BRIEF
As you look over the data below, please find each line where the word "supply" appears, then copy it.

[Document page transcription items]
---

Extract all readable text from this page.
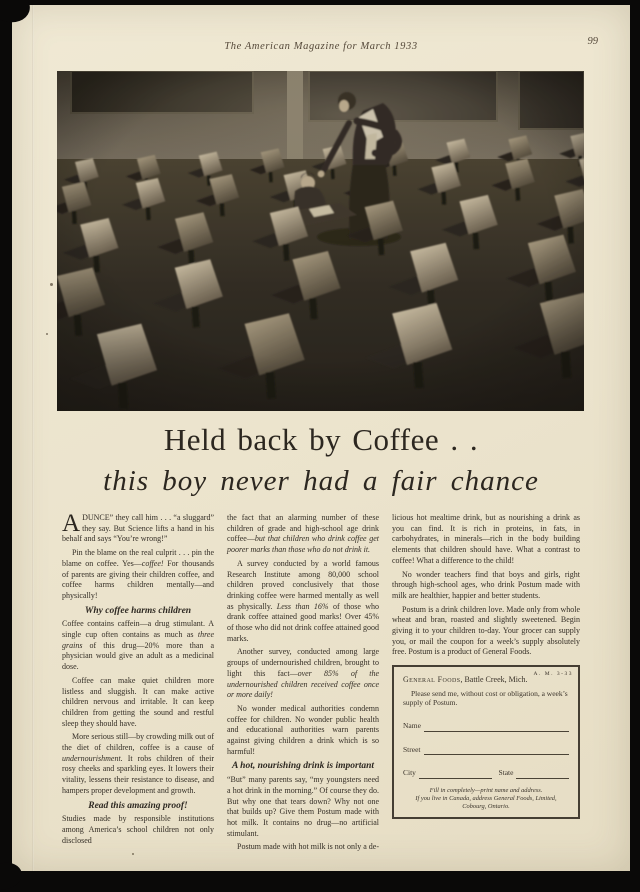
The American Magazine for March 1933	99
Held back by Coffee . .
this boy never had a fair chance

ADUNCE” they call him . . . “a sluggard” they say. But Science lifts a hand in his behalf and says “You’re wrong!”

Pin the blame on the real culprit . . . pin the blame on coffee. Yes—coffee! For thousands of parents are giving their children coffee, and coffee harms children mentally—and physically!

Why coffee harms children

Coffee contains caffein—a drug stimulant. A single cup often contains as much as three grains of this drug—20% more than a physician would give an adult as a medicinal dose.

Coffee can make quiet children more listless and sluggish. It can make active children nervous and irritable. It can keep children from getting the sound and restful sleep they should have.

More serious still—by crowding milk out of the diet of children, coffee is a cause of undernourishment. It robs children of their rosy cheeks and sparkling eyes. It lowers their vitality, lessens their resistance to disease, and hampers proper development and growth.

Read this amazing proof!

Studies made by responsible institutions among America’s school children not only disclosed

the fact that an alarming number of these children of grade and high-school age drink coffee—but that children who drink coffee get poorer marks than those who do not drink it.

A survey conducted by a world famous Research Institute among 80,000 school children proved conclusively that those drinking coffee were harmed mentally as well as physically. Less than 16% of those who drank coffee attained good marks! Over 45% of those who did not drink coffee attained good marks.

Another survey, conducted among large groups of undernourished children, brought to light this fact—over 85% of the undernourished children received coffee once or more daily!

No wonder medical authorities condemn coffee for children. No wonder public health and educational authorities warn parents against giving children a drink which is so harmful!

A hot, nourishing drink is important

“But” many parents say, “my youngsters need a hot drink in the morning.” Of course they do. But why one that tears down? Why not one that builds up? Give them Postum made with hot milk. It contains no drug—no artificial stimulant.

Postum made with hot milk is not only a de-

licious hot mealtime drink, but as nourishing a drink as you can find. It is rich in proteins, in fats, in carbohydrates, in minerals—rich in the body building elements that children should have. What a contrast to coffee! What a difference to the child!

No wonder teachers find that boys and girls, right through high-school ages, who drink Postum made with milk are healthier, happier and better students.

Postum is a drink children love. Made only from whole wheat and bran, roasted and slightly sweetened. Begin giving it to your children to-day. Your grocer can supply you, or mail the coupon for a week’s supply absolutely free. Postum is a product of General Foods.

A. M. 3-33

General Foods, Battle Creek, Mich.

Please send me, without cost or obligation, a week’s supply of Postum.

Name
Street
City	State
Fill in completely—print name and address.
If you live in Canada, address General Foods, Limited, Cobourg, Ontario.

---

RESULT FOR THIS EXERCISE
Postum is a drink children love. Made only from whole wheat and bran, roasted and slightly sweetened. Begin giving it to your children to-day. Your grocer can supply you, or mail the coupon for a week’s supply absolutely free. Postum is a product of General Foods.
Please send me, without cost or obligation, a week’s supply of Postum.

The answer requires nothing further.